=== Excerpt ===
# double clutched babies :)



## calex89 (Oct 28, 2010)

this is cappy and nibs' double clutched babies...there were 4 but they only fed these 2 
anyway here are the cuties....
one has REALLY RED eyes
and the other is dark grey with black eyes


----------



## xoxsarahxox (Dec 13, 2010)

Awww gorgeous!!! and you got a lovely lutino girly


----------



## calex89 (Oct 28, 2010)

i just wish i didnt have to sell them  they are so cute and fragile!


----------



## lperry82 (Aug 2, 2010)

Aww they are so cute


----------



## calex89 (Oct 28, 2010)

thankyou 
one yellow with red eyes and one white and cinnamon with black eyes  
love them


----------



## WendyBeoBuddy (Dec 12, 2011)

Normal grey and lutino, how cute!!


----------



## eduardo (Jan 27, 2012)

Aaww Can't you keep them? They are adorable, with those tiny little crests emerging


----------



## calex89 (Oct 28, 2010)
===
## Objective
Write out the part of the forum thread about the double-clutched babies word for word, starting at "Awww gorgeous!!! and" and ending at "cute and fragile!".
=== Excerpted records ===
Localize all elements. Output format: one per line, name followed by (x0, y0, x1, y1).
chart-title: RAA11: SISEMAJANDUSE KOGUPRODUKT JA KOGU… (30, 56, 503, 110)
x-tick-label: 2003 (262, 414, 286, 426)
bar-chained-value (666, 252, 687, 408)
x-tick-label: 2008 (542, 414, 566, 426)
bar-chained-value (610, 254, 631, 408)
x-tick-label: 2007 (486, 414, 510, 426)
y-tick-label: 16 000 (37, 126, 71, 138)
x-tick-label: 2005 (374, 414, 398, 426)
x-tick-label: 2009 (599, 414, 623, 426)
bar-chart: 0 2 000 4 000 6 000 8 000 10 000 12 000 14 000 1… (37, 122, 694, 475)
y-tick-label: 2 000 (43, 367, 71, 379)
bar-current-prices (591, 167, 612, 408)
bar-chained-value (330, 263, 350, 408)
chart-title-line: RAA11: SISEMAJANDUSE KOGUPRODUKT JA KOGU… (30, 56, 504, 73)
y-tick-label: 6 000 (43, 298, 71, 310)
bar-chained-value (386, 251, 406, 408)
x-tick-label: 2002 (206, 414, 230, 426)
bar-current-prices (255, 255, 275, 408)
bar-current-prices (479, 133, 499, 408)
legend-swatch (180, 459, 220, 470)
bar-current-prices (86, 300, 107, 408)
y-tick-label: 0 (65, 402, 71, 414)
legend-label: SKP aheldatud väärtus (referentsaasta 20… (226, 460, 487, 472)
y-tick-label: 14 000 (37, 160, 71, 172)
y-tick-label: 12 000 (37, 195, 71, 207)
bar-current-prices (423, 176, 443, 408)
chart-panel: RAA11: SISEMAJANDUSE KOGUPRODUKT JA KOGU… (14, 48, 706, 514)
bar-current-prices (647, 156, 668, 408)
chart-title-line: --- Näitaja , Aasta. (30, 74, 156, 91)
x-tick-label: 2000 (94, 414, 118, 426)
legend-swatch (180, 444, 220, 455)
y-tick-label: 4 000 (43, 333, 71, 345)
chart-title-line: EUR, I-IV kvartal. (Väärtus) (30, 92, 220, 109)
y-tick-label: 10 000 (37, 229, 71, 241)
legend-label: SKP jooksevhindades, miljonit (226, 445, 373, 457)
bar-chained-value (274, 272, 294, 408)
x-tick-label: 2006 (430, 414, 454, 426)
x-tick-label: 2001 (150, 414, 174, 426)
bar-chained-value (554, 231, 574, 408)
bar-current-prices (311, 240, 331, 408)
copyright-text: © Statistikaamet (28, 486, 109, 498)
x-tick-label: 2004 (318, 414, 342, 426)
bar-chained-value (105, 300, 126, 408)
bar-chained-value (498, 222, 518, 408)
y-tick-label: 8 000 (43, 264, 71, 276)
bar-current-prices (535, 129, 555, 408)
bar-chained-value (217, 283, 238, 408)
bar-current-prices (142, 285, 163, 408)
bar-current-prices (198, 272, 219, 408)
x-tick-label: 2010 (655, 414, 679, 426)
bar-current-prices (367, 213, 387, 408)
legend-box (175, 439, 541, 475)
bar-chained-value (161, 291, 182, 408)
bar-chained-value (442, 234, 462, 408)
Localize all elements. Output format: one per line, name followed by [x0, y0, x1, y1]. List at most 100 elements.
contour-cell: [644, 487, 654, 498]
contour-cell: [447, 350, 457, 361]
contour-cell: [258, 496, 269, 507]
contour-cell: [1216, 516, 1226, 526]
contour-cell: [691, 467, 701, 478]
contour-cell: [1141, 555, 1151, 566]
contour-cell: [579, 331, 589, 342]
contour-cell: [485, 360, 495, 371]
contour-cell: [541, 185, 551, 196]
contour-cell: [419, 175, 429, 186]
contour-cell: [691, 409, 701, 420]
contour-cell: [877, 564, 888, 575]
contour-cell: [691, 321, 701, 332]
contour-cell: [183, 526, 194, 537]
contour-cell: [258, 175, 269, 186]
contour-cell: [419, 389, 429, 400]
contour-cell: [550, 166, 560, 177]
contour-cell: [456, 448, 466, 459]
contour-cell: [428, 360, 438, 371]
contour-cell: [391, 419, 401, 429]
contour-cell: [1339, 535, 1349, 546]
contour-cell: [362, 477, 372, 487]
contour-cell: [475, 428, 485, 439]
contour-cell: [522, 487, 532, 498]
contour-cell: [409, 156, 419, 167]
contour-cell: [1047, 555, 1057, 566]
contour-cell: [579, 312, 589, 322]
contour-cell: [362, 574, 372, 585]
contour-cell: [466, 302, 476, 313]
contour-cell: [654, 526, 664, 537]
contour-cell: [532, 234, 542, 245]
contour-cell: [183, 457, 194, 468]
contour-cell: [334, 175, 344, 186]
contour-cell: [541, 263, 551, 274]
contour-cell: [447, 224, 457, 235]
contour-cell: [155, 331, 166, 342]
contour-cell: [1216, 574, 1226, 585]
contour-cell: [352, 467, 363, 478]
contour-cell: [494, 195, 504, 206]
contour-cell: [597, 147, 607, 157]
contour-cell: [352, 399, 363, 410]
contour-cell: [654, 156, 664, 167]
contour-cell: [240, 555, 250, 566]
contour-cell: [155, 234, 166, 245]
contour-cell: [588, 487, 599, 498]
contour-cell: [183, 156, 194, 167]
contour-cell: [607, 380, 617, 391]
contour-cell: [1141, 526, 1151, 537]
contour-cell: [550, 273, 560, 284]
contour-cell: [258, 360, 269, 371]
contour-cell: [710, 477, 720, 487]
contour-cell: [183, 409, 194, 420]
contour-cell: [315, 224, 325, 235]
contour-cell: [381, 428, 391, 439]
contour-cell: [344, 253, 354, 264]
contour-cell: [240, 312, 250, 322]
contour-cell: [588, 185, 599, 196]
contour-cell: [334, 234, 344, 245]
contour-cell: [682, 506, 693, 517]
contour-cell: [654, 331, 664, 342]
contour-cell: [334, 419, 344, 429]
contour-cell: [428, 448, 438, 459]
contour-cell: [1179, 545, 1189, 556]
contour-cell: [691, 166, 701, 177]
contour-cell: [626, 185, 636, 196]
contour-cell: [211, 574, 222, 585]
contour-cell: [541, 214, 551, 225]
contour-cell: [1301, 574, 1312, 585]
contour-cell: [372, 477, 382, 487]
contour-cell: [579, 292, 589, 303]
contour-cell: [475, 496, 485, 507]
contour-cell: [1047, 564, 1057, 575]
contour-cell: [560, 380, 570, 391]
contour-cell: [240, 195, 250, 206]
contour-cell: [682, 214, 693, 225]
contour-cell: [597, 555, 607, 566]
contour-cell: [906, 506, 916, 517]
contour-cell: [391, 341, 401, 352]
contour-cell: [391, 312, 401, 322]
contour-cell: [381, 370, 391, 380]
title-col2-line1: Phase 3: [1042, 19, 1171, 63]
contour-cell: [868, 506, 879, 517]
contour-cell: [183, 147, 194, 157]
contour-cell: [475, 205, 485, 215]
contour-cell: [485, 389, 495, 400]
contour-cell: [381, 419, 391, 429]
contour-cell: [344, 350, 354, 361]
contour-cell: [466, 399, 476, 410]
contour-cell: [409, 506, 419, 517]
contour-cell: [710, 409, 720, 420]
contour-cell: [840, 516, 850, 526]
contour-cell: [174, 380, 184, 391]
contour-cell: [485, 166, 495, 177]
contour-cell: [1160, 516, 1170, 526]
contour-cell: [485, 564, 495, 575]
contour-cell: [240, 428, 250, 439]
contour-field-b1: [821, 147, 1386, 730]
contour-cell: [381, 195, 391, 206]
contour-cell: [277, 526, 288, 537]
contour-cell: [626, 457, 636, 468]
===
## Exercise output
Awww gorgeous!!! and you got a lovely lutino girly


----------



## calex89 (Oct 28, 2010)

i just wish i didnt have to sell them  they are so cute and fragile!